== RECORDS FOR PROCESSING ==

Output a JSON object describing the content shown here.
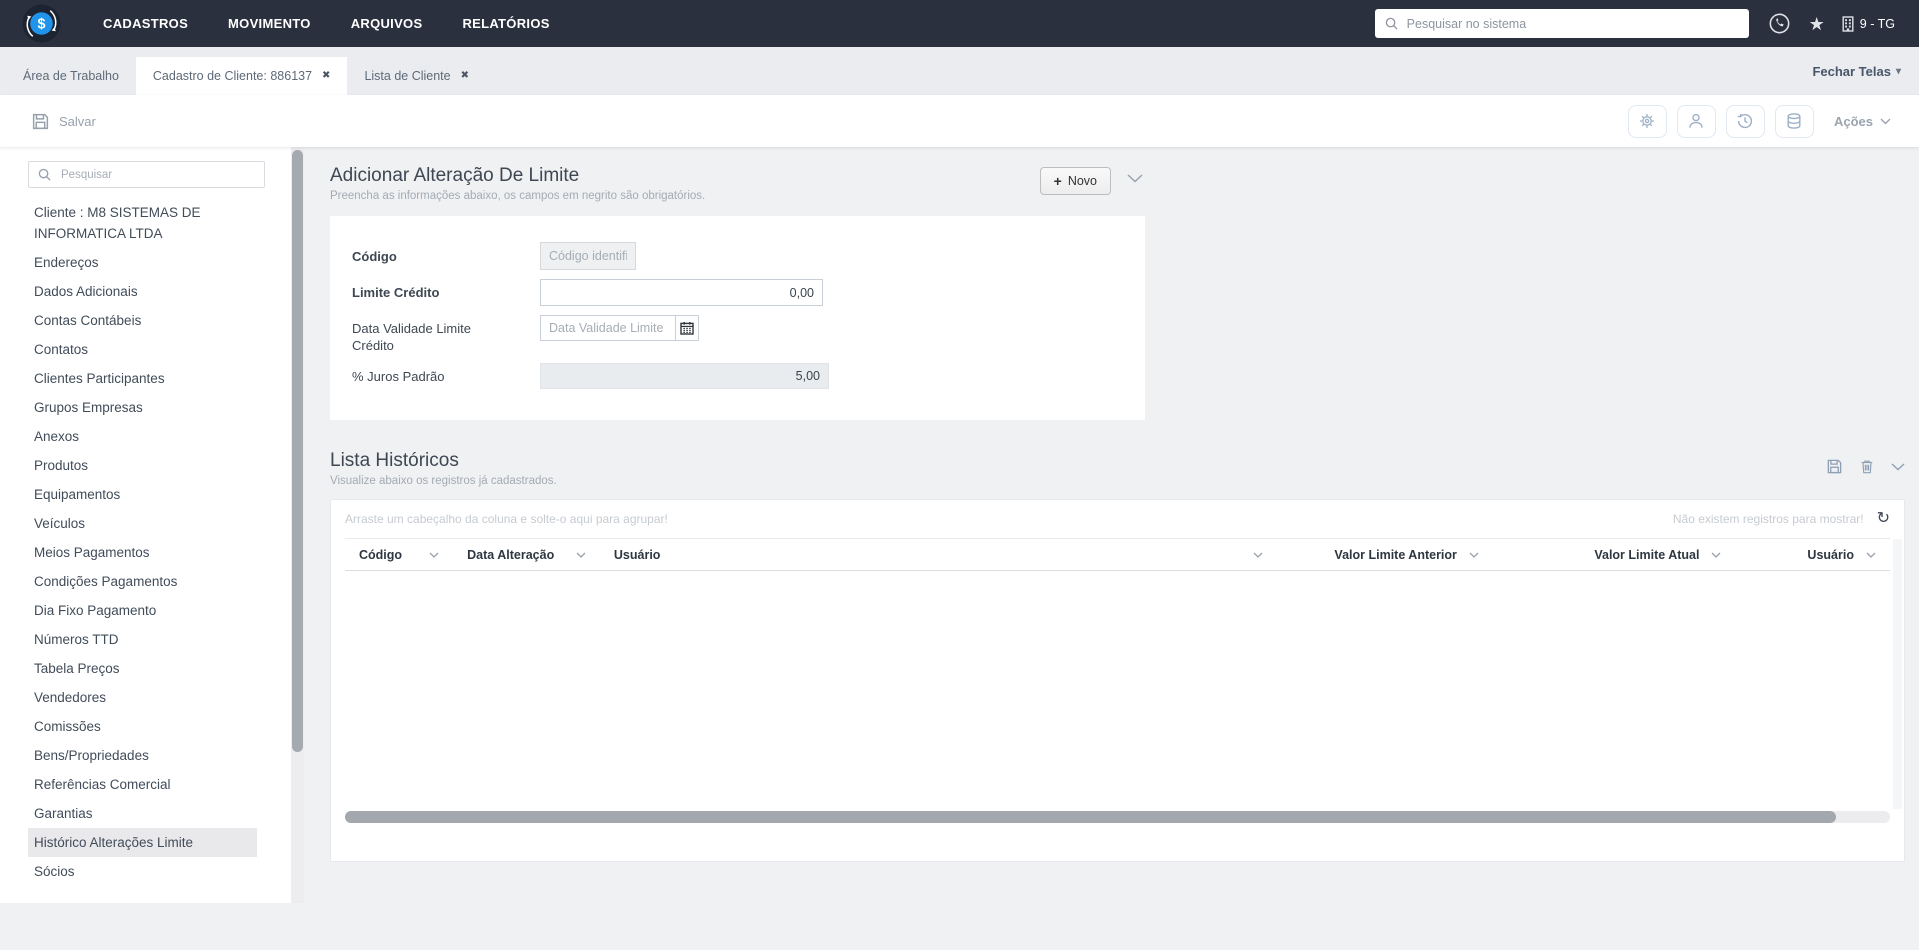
{
  "navbar": {
    "menu": [
      {
        "label": "CADASTROS"
      },
      {
        "label": "MOVIMENTO"
      },
      {
        "label": "ARQUIVOS"
      },
      {
        "label": "RELATÓRIOS"
      }
    ],
    "search_placeholder": "Pesquisar no sistema",
    "icons": [
      "dollar-logo",
      "whatsapp",
      "favorites-star",
      "company-building"
    ],
    "company": "9 - TG"
  },
  "tabbar": {
    "tabs": [
      {
        "label": "Área de Trabalho",
        "active": false,
        "closable": false
      },
      {
        "label": "Cadastro de Cliente: 886137",
        "active": true,
        "closable": true
      },
      {
        "label": "Lista de Cliente",
        "active": false,
        "closable": true
      }
    ],
    "close_screens_label": "Fechar Telas"
  },
  "toolbar": {
    "save_label": "Salvar",
    "icons": [
      "settings",
      "user",
      "history",
      "database"
    ],
    "actions_label": "Ações"
  },
  "sidebar": {
    "search_placeholder": "Pesquisar",
    "items": [
      {
        "label": "Cliente : M8 SISTEMAS DE INFORMATICA LTDA"
      },
      {
        "label": "Endereços"
      },
      {
        "label": "Dados Adicionais"
      },
      {
        "label": "Contas Contábeis"
      },
      {
        "label": "Contatos"
      },
      {
        "label": "Clientes Participantes"
      },
      {
        "label": "Grupos Empresas"
      },
      {
        "label": "Anexos"
      },
      {
        "label": "Produtos"
      },
      {
        "label": "Equipamentos"
      },
      {
        "label": "Veículos"
      },
      {
        "label": "Meios Pagamentos"
      },
      {
        "label": "Condições Pagamentos"
      },
      {
        "label": "Dia Fixo Pagamento"
      },
      {
        "label": "Números TTD"
      },
      {
        "label": "Tabela Preços"
      },
      {
        "label": "Vendedores"
      },
      {
        "label": "Comissões"
      },
      {
        "label": "Bens/Propriedades"
      },
      {
        "label": "Referências Comercial"
      },
      {
        "label": "Garantias"
      },
      {
        "label": "Histórico Alterações Limite",
        "active": true
      },
      {
        "label": "Sócios"
      }
    ]
  },
  "form_section": {
    "title": "Adicionar Alteração De Limite",
    "subtitle": "Preencha as informações abaixo, os campos em negrito são obrigatórios.",
    "new_button_label": "Novo",
    "fields": {
      "codigo": {
        "label": "Código",
        "placeholder": "Código identifica"
      },
      "limite_credito": {
        "label": "Limite Crédito",
        "value": "0,00"
      },
      "data_validade": {
        "label": "Data Validade Limite Crédito",
        "placeholder": "Data Validade Limite Créd"
      },
      "juros_padrao": {
        "label": "% Juros Padrão",
        "value": "5,00"
      }
    }
  },
  "list_section": {
    "title": "Lista Históricos",
    "subtitle": "Visualize abaixo os registros já cadastrados.",
    "group_hint": "Arraste um cabeçalho da coluna e solte-o aqui para agrupar!",
    "empty_message": "Não existem registros para mostrar!",
    "columns": [
      {
        "label": "Código",
        "width": "7%"
      },
      {
        "label": "Data Alteração",
        "width": "9.5%"
      },
      {
        "label": "Usuário",
        "width": "43.8%"
      },
      {
        "label": "Valor Limite Anterior",
        "width": "14%",
        "align": "right"
      },
      {
        "label": "Valor Limite Atual",
        "width": "15.7%",
        "align": "right"
      },
      {
        "label": "Usuário",
        "width": "10%",
        "align": "right"
      }
    ],
    "rows": []
  }
}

===

→ GIVEN EXERCISE: Copy and report every line where the word "Pesquisar" is present.

→ COMPLETE ANSWER:
    "search_placeholder": "Pesquisar no sistema",
    "search_placeholder": "Pesquisar",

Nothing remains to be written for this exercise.